Saved data entries:
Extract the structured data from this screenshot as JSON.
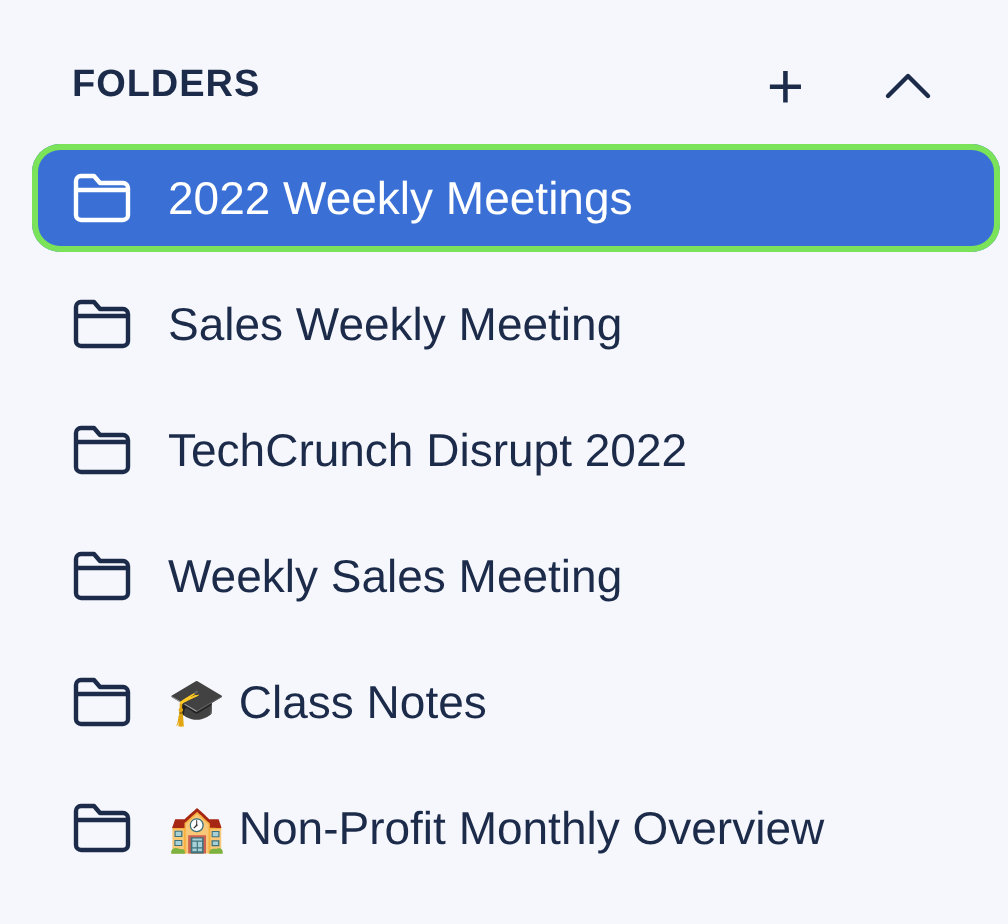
{
  "header": {
    "title": "FOLDERS",
    "add_label": "+"
  },
  "folders": [
    {
      "label": "2022 Weekly Meetings",
      "selected": true
    },
    {
      "label": "Sales Weekly Meeting",
      "selected": false
    },
    {
      "label": "TechCrunch Disrupt 2022",
      "selected": false
    },
    {
      "label": "Weekly Sales Meeting",
      "selected": false
    },
    {
      "label": "🎓 Class Notes",
      "selected": false
    },
    {
      "label": "🏫 Non-Profit Monthly Overview",
      "selected": false
    }
  ]
}
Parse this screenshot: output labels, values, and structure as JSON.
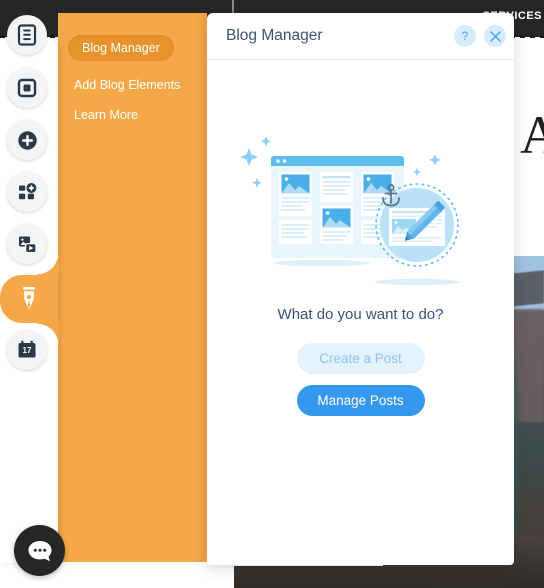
{
  "background_site": {
    "topbar_label": "SERVICES",
    "hero_letter": "A",
    "photo_alt": "building-photo"
  },
  "sidebar": {
    "items": [
      {
        "icon": "pages-icon",
        "name": "pages"
      },
      {
        "icon": "section-icon",
        "name": "section"
      },
      {
        "icon": "plus-circle-icon",
        "name": "add"
      },
      {
        "icon": "apps-add-icon",
        "name": "apps"
      },
      {
        "icon": "media-icon",
        "name": "media"
      },
      {
        "icon": "pen-nib-icon",
        "name": "blog",
        "active": true
      },
      {
        "icon": "calendar-icon",
        "name": "bookings",
        "day": "17"
      }
    ]
  },
  "flyout": {
    "items": [
      {
        "label": "Blog Manager",
        "active": true
      },
      {
        "label": "Add Blog Elements",
        "active": false
      },
      {
        "label": "Learn More",
        "active": false
      }
    ]
  },
  "dialog": {
    "title": "Blog Manager",
    "help_label": "?",
    "close_label": "×",
    "prompt": "What do you want to do?",
    "create_post_label": "Create a Post",
    "manage_posts_label": "Manage Posts"
  },
  "chat": {
    "icon": "chat-bubble-icon"
  },
  "colors": {
    "accent_orange": "#f5a847",
    "accent_orange_dark": "#e8922c",
    "primary_blue": "#3498ee",
    "pale_blue": "#e4f2fd",
    "title_navy": "#3b5472",
    "dark_bar": "#262626"
  }
}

* Brief
Among the lines of the data, identify those with the word "Weekly". Copy each of them.

* Solution to this exercise
      "label": "2022 Weekly Meetings",
      "label": "Sales Weekly Meeting",
      "label": "Weekly Sales Meeting",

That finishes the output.